** BEGIN DATA FOR PROCESSING **

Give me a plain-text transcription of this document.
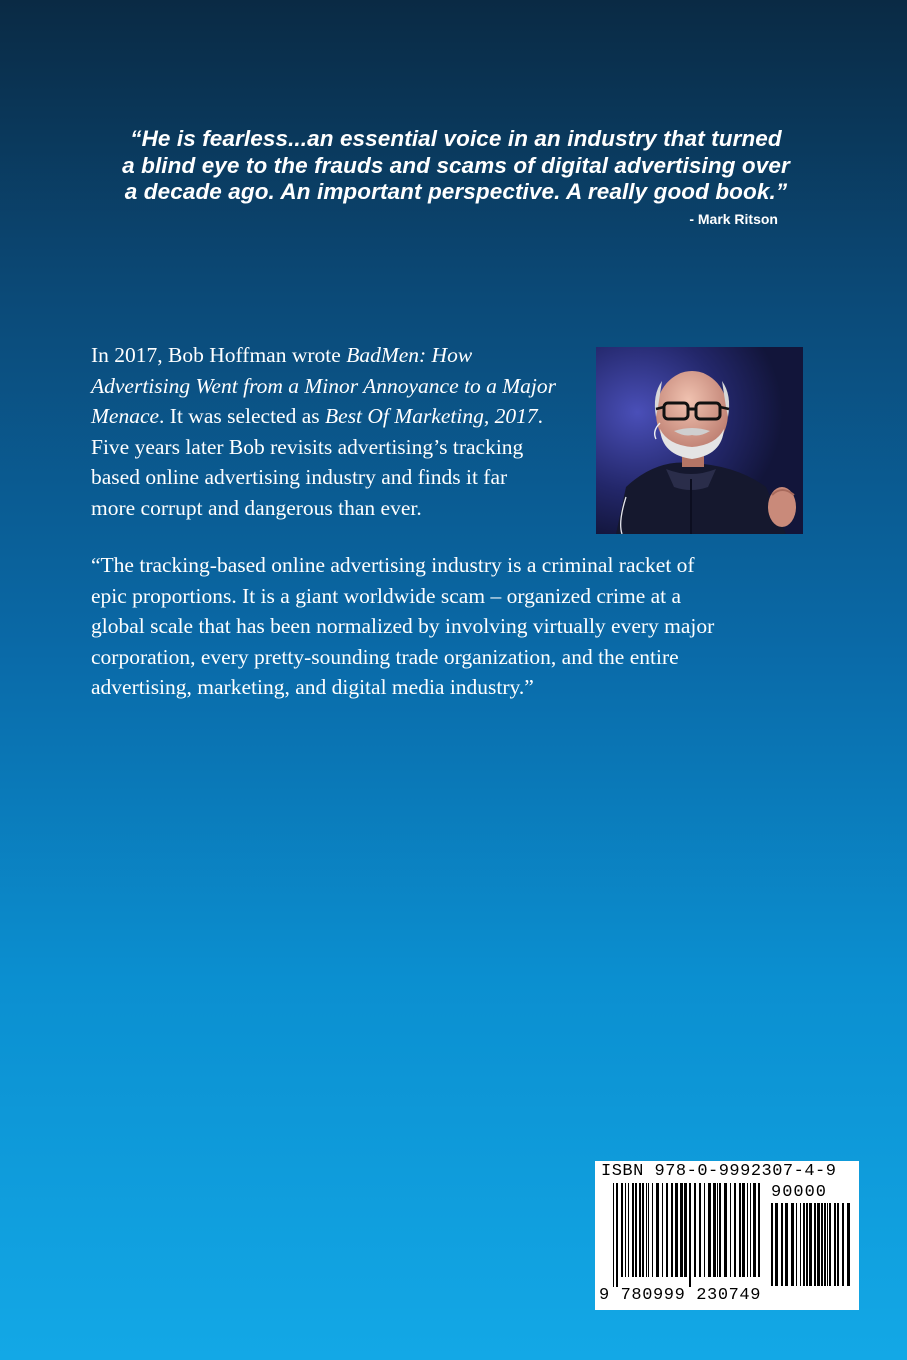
“He is fearless...an essential voice in an industry that turned
a blind eye to the frauds and scams of digital advertising over
a decade ago. An important perspective. A really good book.”
- Mark Ritson
In 2017, Bob Hoffman wrote BadMen: How
Advertising Went from a Minor Annoyance to a Major
Menace. It was selected as Best Of Marketing, 2017.
Five years later Bob revisits advertising’s tracking
based online advertising industry and finds it far
more corrupt and dangerous than ever.
“The tracking-based online advertising industry is a criminal racket of
epic proportions. It is a giant worldwide scam – organized crime at a
global scale that has been normalized by involving virtually every major
corporation, every pretty-sounding trade organization, and the entire
advertising, marketing, and digital media industry.”
ISBN 978-0-9992307-4-9
90000
9 780999 230749
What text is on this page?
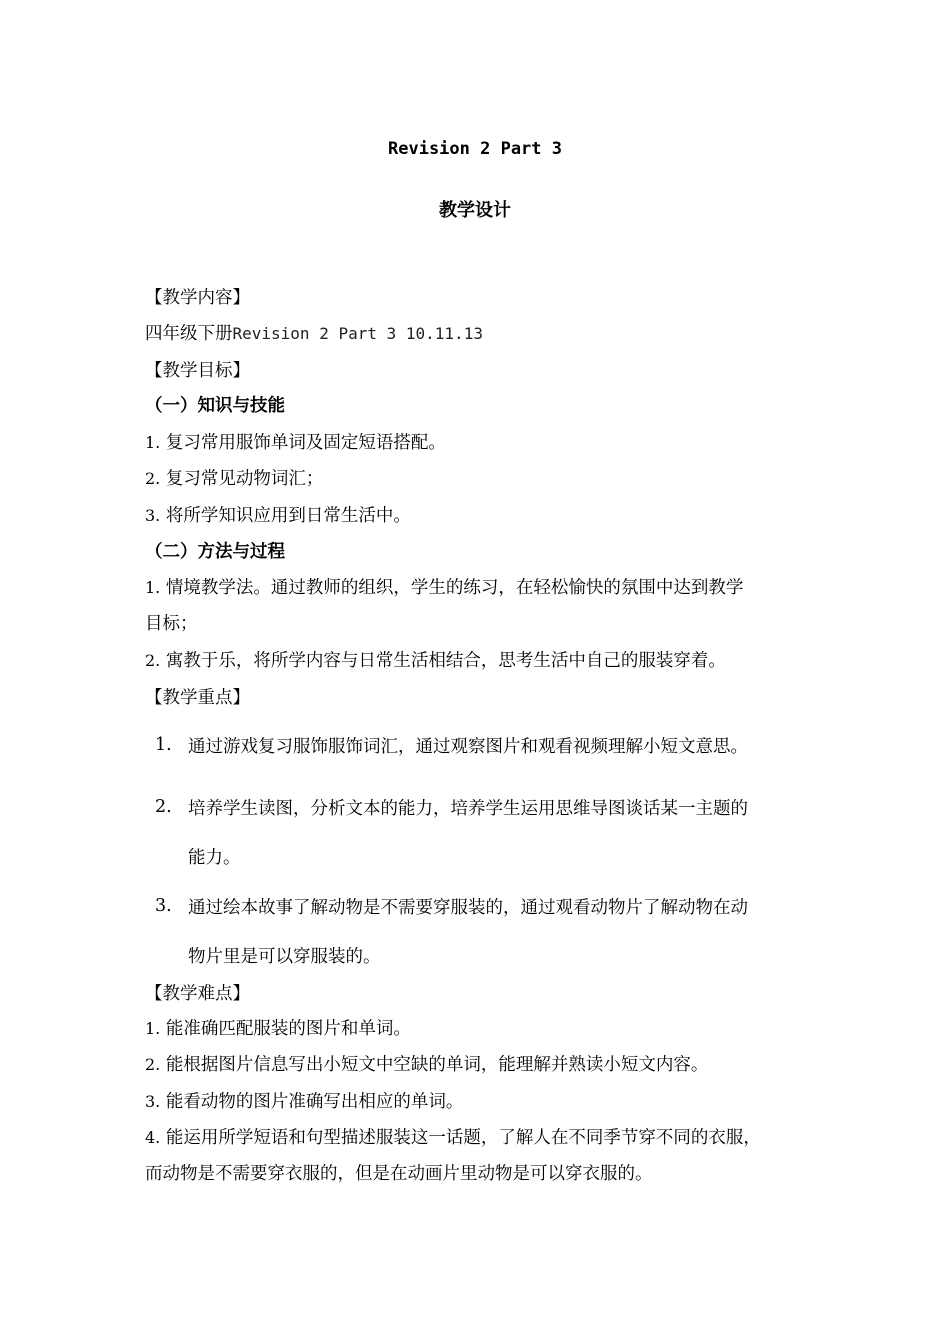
Revision 2 Part 3
教学设计
【教学内容】
四年级下册Revision 2 Part 3 10.11.13
【教学目标】
（一）知识与技能
1. 复习常用服饰单词及固定短语搭配。
2. 复习常见动物词汇；
3. 将所学知识应用到日常生活中。
（二）方法与过程
1. 情境教学法。通过教师的组织，学生的练习，在轻松愉快的氛围中达到教学
目标；
2. 寓教于乐，将所学内容与日常生活相结合，思考生活中自己的服装穿着。
【教学重点】
1. 通过游戏复习服饰服饰词汇，通过观察图片和观看视频理解小短文意思。
2. 培养学生读图，分析文本的能力，培养学生运用思维导图谈话某一主题的
能力。
3. 通过绘本故事了解动物是不需要穿服装的，通过观看动物片了解动物在动
物片里是可以穿服装的。
【教学难点】
1. 能准确匹配服装的图片和单词。
2. 能根据图片信息写出小短文中空缺的单词，能理解并熟读小短文内容。
3. 能看动物的图片准确写出相应的单词。
4. 能运用所学短语和句型描述服装这一话题，了解人在不同季节穿不同的衣服，
而动物是不需要穿衣服的，但是在动画片里动物是可以穿衣服的。
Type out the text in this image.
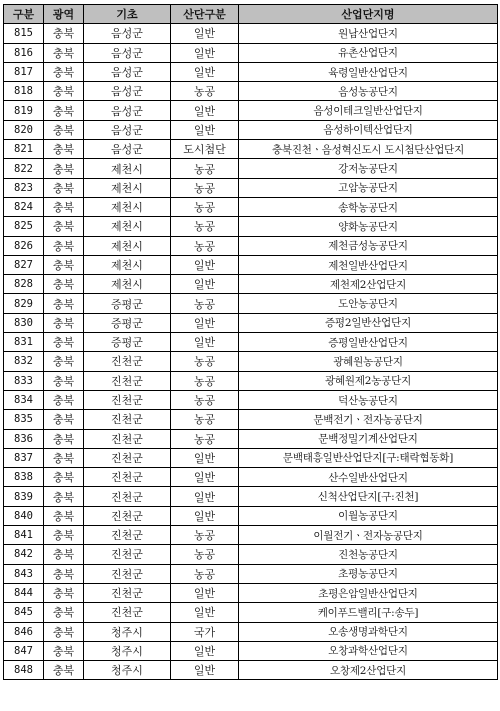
구분	광역	기초	산단구분	산업단지명
815	충북	음성군	일반	원남산업단지
816	충북	음성군	일반	유촌산업단지
817	충북	음성군	일반	육령일반산업단지
818	충북	음성군	농공	음성농공단지
819	충북	음성군	일반	음성이테크일반산업단지
820	충북	음성군	일반	음성하이텍산업단지
821	충북	음성군	도시첨단	충북진천ㆍ음성혁신도시 도시첨단산업단지
822	충북	제천시	농공	강저농공단지
823	충북	제천시	농공	고암농공단지
824	충북	제천시	농공	송학농공단지
825	충북	제천시	농공	양화농공단지
826	충북	제천시	농공	제천금성농공단지
827	충북	제천시	일반	제천일반산업단지
828	충북	제천시	일반	제천제2산업단지
829	충북	증평군	농공	도안농공단지
830	충북	증평군	일반	증평2일반산업단지
831	충북	증평군	일반	증평일반산업단지
832	충북	진천군	농공	광혜원농공단지
833	충북	진천군	농공	광혜원제2농공단지
834	충북	진천군	농공	덕산농공단지
835	충북	진천군	농공	문백전기ㆍ전자농공단지
836	충북	진천군	농공	문백정밀기계산업단지
837	충북	진천군	일반	문백태흥일반산업단지[구:태락협동화]
838	충북	진천군	일반	산수일반산업단지
839	충북	진천군	일반	신척산업단지[구:진천]
840	충북	진천군	일반	이월농공단지
841	충북	진천군	농공	이월전기ㆍ전자농공단지
842	충북	진천군	농공	진천농공단지
843	충북	진천군	농공	초평농공단지
844	충북	진천군	일반	초평은암일반산업단지
845	충북	진천군	일반	케이푸드밸리[구:송두]
846	충북	청주시	국가	오송생명과학단지
847	충북	청주시	일반	오창과학산업단지
848	충북	청주시	일반	오창제2산업단지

** END DATA FOR PROCESSING **

- **SET PROBLEM**
Retype every record above exactly as written, but leave out the pictures.

- **RESPONSE BELOW**
Give me a plain-text transcription of this document.
“He is fearless...an essential voice in an industry that turned
a blind eye to the frauds and scams of digital advertising over
a decade ago. An important perspective. A really good book.”
- Mark Ritson
In 2017, Bob Hoffman wrote BadMen: How
Advertising Went from a Minor Annoyance to a Major
Menace. It was selected as Best Of Marketing, 2017.
Five years later Bob revisits advertising’s tracking
based online advertising industry and finds it far
more corrupt and dangerous than ever.
“The tracking-based online advertising industry is a criminal racket of
epic proportions. It is a giant worldwide scam – organized crime at a
global scale that has been normalized by involving virtually every major
corporation, every pretty-sounding trade organization, and the entire
advertising, marketing, and digital media industry.”
ISBN 978-0-9992307-4-9
90000
9 780999 230749
What text is on this page?
Revision 2 Part 3
教学设计
【教学内容】
四年级下册Revision 2 Part 3 10.11.13
【教学目标】
（一）知识与技能
1. 复习常用服饰单词及固定短语搭配。
2. 复习常见动物词汇；
3. 将所学知识应用到日常生活中。
（二）方法与过程
1. 情境教学法。通过教师的组织，学生的练习，在轻松愉快的氛围中达到教学
目标；
2. 寓教于乐，将所学内容与日常生活相结合，思考生活中自己的服装穿着。
【教学重点】
1. 通过游戏复习服饰服饰词汇，通过观察图片和观看视频理解小短文意思。
2. 培养学生读图，分析文本的能力，培养学生运用思维导图谈话某一主题的
能力。
3. 通过绘本故事了解动物是不需要穿服装的，通过观看动物片了解动物在动
物片里是可以穿服装的。
【教学难点】
1. 能准确匹配服装的图片和单词。
2. 能根据图片信息写出小短文中空缺的单词，能理解并熟读小短文内容。
3. 能看动物的图片准确写出相应的单词。
4. 能运用所学短语和句型描述服装这一话题，了解人在不同季节穿不同的衣服，
而动物是不需要穿衣服的，但是在动画片里动物是可以穿衣服的。
Type out the text in this image.
구분	광역	기초	산단구분	산업단지명
815	충북	음성군	일반	원남산업단지
816	충북	음성군	일반	유촌산업단지
817	충북	음성군	일반	육령일반산업단지
818	충북	음성군	농공	음성농공단지
819	충북	음성군	일반	음성이테크일반산업단지
820	충북	음성군	일반	음성하이텍산업단지
821	충북	음성군	도시첨단	충북진천ㆍ음성혁신도시 도시첨단산업단지
822	충북	제천시	농공	강저농공단지
823	충북	제천시	농공	고암농공단지
824	충북	제천시	농공	송학농공단지
825	충북	제천시	농공	양화농공단지
826	충북	제천시	농공	제천금성농공단지
827	충북	제천시	일반	제천일반산업단지
828	충북	제천시	일반	제천제2산업단지
829	충북	증평군	농공	도안농공단지
830	충북	증평군	일반	증평2일반산업단지
831	충북	증평군	일반	증평일반산업단지
832	충북	진천군	농공	광혜원농공단지
833	충북	진천군	농공	광혜원제2농공단지
834	충북	진천군	농공	덕산농공단지
835	충북	진천군	농공	문백전기ㆍ전자농공단지
836	충북	진천군	농공	문백정밀기계산업단지
837	충북	진천군	일반	문백태흥일반산업단지[구:태락협동화]
838	충북	진천군	일반	산수일반산업단지
839	충북	진천군	일반	신척산업단지[구:진천]
840	충북	진천군	일반	이월농공단지
841	충북	진천군	농공	이월전기ㆍ전자농공단지
842	충북	진천군	농공	진천농공단지
843	충북	진천군	농공	초평농공단지
844	충북	진천군	일반	초평은암일반산업단지
845	충북	진천군	일반	케이푸드밸리[구:송두]
846	충북	청주시	국가	오송생명과학단지
847	충북	청주시	일반	오창과학산업단지
848	충북	청주시	일반	오창제2산업단지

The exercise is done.